[Data excerpts]
>> BEGIN

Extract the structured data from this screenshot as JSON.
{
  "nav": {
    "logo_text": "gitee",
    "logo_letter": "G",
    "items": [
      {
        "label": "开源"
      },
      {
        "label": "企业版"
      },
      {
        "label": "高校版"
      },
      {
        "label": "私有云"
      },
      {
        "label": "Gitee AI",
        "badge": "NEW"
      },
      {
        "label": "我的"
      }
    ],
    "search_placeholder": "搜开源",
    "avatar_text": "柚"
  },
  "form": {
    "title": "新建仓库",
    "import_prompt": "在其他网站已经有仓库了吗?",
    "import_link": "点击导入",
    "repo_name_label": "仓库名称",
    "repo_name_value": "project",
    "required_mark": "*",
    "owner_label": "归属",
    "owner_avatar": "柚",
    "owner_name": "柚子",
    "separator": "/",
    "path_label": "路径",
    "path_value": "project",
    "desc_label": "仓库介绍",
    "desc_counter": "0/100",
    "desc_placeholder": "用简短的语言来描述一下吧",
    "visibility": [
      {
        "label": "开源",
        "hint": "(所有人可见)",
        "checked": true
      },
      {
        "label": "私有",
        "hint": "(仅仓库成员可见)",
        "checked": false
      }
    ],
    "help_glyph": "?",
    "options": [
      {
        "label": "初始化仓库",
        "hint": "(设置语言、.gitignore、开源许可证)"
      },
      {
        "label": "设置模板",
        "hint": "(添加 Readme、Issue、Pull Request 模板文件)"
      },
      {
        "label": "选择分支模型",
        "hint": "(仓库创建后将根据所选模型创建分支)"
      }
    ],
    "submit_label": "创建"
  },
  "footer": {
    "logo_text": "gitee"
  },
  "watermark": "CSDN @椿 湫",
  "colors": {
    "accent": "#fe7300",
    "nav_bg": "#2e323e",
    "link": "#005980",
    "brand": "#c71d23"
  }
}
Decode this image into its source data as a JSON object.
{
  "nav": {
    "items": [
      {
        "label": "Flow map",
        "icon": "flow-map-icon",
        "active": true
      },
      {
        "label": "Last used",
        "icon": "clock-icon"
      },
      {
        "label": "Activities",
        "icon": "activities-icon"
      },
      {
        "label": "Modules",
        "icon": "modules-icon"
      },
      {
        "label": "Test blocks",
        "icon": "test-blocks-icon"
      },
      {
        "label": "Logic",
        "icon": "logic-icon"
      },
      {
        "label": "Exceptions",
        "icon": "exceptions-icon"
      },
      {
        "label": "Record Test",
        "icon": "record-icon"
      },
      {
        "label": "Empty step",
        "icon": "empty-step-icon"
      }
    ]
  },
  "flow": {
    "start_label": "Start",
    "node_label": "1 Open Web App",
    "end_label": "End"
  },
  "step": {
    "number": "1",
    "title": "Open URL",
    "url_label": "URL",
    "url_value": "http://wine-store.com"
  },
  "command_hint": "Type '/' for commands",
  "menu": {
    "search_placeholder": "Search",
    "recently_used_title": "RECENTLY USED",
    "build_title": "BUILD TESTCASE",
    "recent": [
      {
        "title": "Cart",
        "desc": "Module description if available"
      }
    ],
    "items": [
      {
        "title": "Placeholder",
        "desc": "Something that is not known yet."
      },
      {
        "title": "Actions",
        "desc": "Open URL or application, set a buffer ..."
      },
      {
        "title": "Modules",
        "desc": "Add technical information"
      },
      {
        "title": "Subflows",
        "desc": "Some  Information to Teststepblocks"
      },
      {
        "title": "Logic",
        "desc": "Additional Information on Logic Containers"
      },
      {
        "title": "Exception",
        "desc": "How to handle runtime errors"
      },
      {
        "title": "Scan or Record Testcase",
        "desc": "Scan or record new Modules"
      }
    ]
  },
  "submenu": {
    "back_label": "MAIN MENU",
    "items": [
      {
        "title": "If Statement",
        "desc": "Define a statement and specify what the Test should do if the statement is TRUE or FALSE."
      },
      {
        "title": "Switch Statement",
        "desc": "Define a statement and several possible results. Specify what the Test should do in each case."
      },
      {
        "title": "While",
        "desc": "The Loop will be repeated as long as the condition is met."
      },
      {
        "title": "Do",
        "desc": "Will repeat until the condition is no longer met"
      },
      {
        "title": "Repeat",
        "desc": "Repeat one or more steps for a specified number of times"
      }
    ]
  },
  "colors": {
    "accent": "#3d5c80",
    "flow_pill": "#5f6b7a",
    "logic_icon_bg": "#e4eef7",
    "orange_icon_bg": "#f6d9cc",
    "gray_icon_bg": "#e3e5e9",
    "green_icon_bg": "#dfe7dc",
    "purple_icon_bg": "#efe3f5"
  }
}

>> END

• **AIM**:
Show all lines in the entries above where the string "what" appears.

• **RESULT FOR THIS EXERCISE**:
        "desc": "Define a statement and specify what the Test should do if the statement is TRUE or FALSE."
        "desc": "Define a statement and several possible results. Specify what the Test should do in each case."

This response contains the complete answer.